— start —

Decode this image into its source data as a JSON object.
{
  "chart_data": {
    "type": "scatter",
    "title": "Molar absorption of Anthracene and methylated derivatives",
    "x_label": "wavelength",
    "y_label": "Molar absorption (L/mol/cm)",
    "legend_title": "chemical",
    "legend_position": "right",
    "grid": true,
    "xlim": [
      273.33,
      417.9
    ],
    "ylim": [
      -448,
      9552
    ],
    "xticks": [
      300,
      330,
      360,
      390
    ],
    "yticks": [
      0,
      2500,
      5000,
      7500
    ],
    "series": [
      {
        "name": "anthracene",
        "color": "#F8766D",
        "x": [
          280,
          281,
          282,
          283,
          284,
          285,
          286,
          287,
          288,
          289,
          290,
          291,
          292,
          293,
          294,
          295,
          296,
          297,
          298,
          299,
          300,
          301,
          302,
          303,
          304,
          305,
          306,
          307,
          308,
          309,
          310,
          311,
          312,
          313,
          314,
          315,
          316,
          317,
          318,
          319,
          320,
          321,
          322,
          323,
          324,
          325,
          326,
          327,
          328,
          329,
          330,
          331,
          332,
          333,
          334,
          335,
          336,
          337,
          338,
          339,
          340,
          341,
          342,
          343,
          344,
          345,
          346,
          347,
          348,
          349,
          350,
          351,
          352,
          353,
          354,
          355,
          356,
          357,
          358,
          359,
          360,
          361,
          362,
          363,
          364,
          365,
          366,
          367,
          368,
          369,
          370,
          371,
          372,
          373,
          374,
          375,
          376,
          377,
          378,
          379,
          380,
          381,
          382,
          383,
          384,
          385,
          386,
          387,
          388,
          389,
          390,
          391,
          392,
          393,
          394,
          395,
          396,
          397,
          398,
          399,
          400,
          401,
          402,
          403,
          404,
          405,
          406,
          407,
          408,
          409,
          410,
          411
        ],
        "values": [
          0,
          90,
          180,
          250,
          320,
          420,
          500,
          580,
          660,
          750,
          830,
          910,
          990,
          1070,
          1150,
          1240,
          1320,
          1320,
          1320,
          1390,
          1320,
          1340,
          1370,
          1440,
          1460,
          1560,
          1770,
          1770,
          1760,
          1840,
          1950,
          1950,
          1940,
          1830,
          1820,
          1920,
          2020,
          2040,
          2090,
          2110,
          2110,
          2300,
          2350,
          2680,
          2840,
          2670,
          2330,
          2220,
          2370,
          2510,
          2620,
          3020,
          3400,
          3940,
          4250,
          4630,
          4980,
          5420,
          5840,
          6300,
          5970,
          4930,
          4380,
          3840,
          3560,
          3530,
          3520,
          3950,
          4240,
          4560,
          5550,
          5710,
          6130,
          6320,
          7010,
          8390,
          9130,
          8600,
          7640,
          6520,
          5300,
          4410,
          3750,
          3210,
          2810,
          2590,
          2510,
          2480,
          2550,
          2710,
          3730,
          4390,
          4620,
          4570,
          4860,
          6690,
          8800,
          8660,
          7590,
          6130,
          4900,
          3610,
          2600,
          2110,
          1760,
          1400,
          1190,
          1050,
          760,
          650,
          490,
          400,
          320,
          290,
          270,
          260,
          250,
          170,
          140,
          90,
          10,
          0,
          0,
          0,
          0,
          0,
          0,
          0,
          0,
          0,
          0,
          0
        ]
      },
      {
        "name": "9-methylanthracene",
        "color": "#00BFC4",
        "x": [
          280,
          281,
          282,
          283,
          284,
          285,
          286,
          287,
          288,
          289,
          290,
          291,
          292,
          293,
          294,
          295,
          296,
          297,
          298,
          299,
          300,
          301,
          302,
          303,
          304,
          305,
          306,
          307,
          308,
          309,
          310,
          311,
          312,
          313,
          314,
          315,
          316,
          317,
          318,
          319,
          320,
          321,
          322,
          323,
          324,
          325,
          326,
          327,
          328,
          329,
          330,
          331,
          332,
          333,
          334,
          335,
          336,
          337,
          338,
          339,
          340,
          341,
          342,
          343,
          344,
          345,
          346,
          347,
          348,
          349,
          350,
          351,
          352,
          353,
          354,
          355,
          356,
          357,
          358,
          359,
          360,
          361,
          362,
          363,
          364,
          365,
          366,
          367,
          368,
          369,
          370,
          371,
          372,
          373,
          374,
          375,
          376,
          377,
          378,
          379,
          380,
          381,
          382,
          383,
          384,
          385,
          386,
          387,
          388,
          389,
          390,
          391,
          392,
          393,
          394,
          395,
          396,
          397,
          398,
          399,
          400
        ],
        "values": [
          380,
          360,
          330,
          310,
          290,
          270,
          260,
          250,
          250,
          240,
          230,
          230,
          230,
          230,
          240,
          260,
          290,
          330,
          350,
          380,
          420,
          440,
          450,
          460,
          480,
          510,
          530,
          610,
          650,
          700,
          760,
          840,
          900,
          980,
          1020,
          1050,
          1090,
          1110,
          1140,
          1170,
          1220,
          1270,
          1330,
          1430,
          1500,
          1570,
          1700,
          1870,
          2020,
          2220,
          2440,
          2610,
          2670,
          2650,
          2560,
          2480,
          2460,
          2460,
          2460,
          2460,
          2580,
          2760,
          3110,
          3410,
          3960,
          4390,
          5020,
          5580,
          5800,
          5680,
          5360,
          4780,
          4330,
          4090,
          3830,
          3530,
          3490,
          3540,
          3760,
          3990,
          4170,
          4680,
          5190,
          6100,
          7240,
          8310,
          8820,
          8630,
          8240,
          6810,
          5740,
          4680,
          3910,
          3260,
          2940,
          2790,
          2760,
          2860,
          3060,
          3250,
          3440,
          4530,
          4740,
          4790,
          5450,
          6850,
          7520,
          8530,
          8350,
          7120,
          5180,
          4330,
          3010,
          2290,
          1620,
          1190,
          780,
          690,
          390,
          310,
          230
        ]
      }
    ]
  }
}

— end —

- **Given task**: Repeat every record, exactly as written.

- **Answer for the task**:
Decode this image into its source data as a JSON object.
{
  "chart_data": {
    "type": "scatter",
    "title": "Molar absorption of Anthracene and methylated derivatives",
    "x_label": "wavelength",
    "y_label": "Molar absorption (L/mol/cm)",
    "legend_title": "chemical",
    "legend_position": "right",
    "grid": true,
    "xlim": [
      273.33,
      417.9
    ],
    "ylim": [
      -448,
      9552
    ],
    "xticks": [
      300,
      330,
      360,
      390
    ],
    "yticks": [
      0,
      2500,
      5000,
      7500
    ],
    "series": [
      {
        "name": "anthracene",
        "color": "#F8766D",
        "x": [
          280,
          281,
          282,
          283,
          284,
          285,
          286,
          287,
          288,
          289,
          290,
          291,
          292,
          293,
          294,
          295,
          296,
          297,
          298,
          299,
          300,
          301,
          302,
          303,
          304,
          305,
          306,
          307,
          308,
          309,
          310,
          311,
          312,
          313,
          314,
          315,
          316,
          317,
          318,
          319,
          320,
          321,
          322,
          323,
          324,
          325,
          326,
          327,
          328,
          329,
          330,
          331,
          332,
          333,
          334,
          335,
          336,
          337,
          338,
          339,
          340,
          341,
          342,
          343,
          344,
          345,
          346,
          347,
          348,
          349,
          350,
          351,
          352,
          353,
          354,
          355,
          356,
          357,
          358,
          359,
          360,
          361,
          362,
          363,
          364,
          365,
          366,
          367,
          368,
          369,
          370,
          371,
          372,
          373,
          374,
          375,
          376,
          377,
          378,
          379,
          380,
          381,
          382,
          383,
          384,
          385,
          386,
          387,
          388,
          389,
          390,
          391,
          392,
          393,
          394,
          395,
          396,
          397,
          398,
          399,
          400,
          401,
          402,
          403,
          404,
          405,
          406,
          407,
          408,
          409,
          410,
          411
        ],
        "values": [
          0,
          90,
          180,
          250,
          320,
          420,
          500,
          580,
          660,
          750,
          830,
          910,
          990,
          1070,
          1150,
          1240,
          1320,
          1320,
          1320,
          1390,
          1320,
          1340,
          1370,
          1440,
          1460,
          1560,
          1770,
          1770,
          1760,
          1840,
          1950,
          1950,
          1940,
          1830,
          1820,
          1920,
          2020,
          2040,
          2090,
          2110,
          2110,
          2300,
          2350,
          2680,
          2840,
          2670,
          2330,
          2220,
          2370,
          2510,
          2620,
          3020,
          3400,
          3940,
          4250,
          4630,
          4980,
          5420,
          5840,
          6300,
          5970,
          4930,
          4380,
          3840,
          3560,
          3530,
          3520,
          3950,
          4240,
          4560,
          5550,
          5710,
          6130,
          6320,
          7010,
          8390,
          9130,
          8600,
          7640,
          6520,
          5300,
          4410,
          3750,
          3210,
          2810,
          2590,
          2510,
          2480,
          2550,
          2710,
          3730,
          4390,
          4620,
          4570,
          4860,
          6690,
          8800,
          8660,
          7590,
          6130,
          4900,
          3610,
          2600,
          2110,
          1760,
          1400,
          1190,
          1050,
          760,
          650,
          490,
          400,
          320,
          290,
          270,
          260,
          250,
          170,
          140,
          90,
          10,
          0,
          0,
          0,
          0,
          0,
          0,
          0,
          0,
          0,
          0,
          0
        ]
      },
      {
        "name": "9-methylanthracene",
        "color": "#00BFC4",
        "x": [
          280,
          281,
          282,
          283,
          284,
          285,
          286,
          287,
          288,
          289,
          290,
          291,
          292,
          293,
          294,
          295,
          296,
          297,
          298,
          299,
          300,
          301,
          302,
          303,
          304,
          305,
          306,
          307,
          308,
          309,
          310,
          311,
          312,
          313,
          314,
          315,
          316,
          317,
          318,
          319,
          320,
          321,
          322,
          323,
          324,
          325,
          326,
          327,
          328,
          329,
          330,
          331,
          332,
          333,
          334,
          335,
          336,
          337,
          338,
          339,
          340,
          341,
          342,
          343,
          344,
          345,
          346,
          347,
          348,
          349,
          350,
          351,
          352,
          353,
          354,
          355,
          356,
          357,
          358,
          359,
          360,
          361,
          362,
          363,
          364,
          365,
          366,
          367,
          368,
          369,
          370,
          371,
          372,
          373,
          374,
          375,
          376,
          377,
          378,
          379,
          380,
          381,
          382,
          383,
          384,
          385,
          386,
          387,
          388,
          389,
          390,
          391,
          392,
          393,
          394,
          395,
          396,
          397,
          398,
          399,
          400
        ],
        "values": [
          380,
          360,
          330,
          310,
          290,
          270,
          260,
          250,
          250,
          240,
          230,
          230,
          230,
          230,
          240,
          260,
          290,
          330,
          350,
          380,
          420,
          440,
          450,
          460,
          480,
          510,
          530,
          610,
          650,
          700,
          760,
          840,
          900,
          980,
          1020,
          1050,
          1090,
          1110,
          1140,
          1170,
          1220,
          1270,
          1330,
          1430,
          1500,
          1570,
          1700,
          1870,
          2020,
          2220,
          2440,
          2610,
          2670,
          2650,
          2560,
          2480,
          2460,
          2460,
          2460,
          2460,
          2580,
          2760,
          3110,
          3410,
          3960,
          4390,
          5020,
          5580,
          5800,
          5680,
          5360,
          4780,
          4330,
          4090,
          3830,
          3530,
          3490,
          3540,
          3760,
          3990,
          4170,
          4680,
          5190,
          6100,
          7240,
          8310,
          8820,
          8630,
          8240,
          6810,
          5740,
          4680,
          3910,
          3260,
          2940,
          2790,
          2760,
          2860,
          3060,
          3250,
          3440,
          4530,
          4740,
          4790,
          5450,
          6850,
          7520,
          8530,
          8350,
          7120,
          5180,
          4330,
          3010,
          2290,
          1620,
          1190,
          780,
          690,
          390,
          310,
          230
        ]
      }
    ]
  }
}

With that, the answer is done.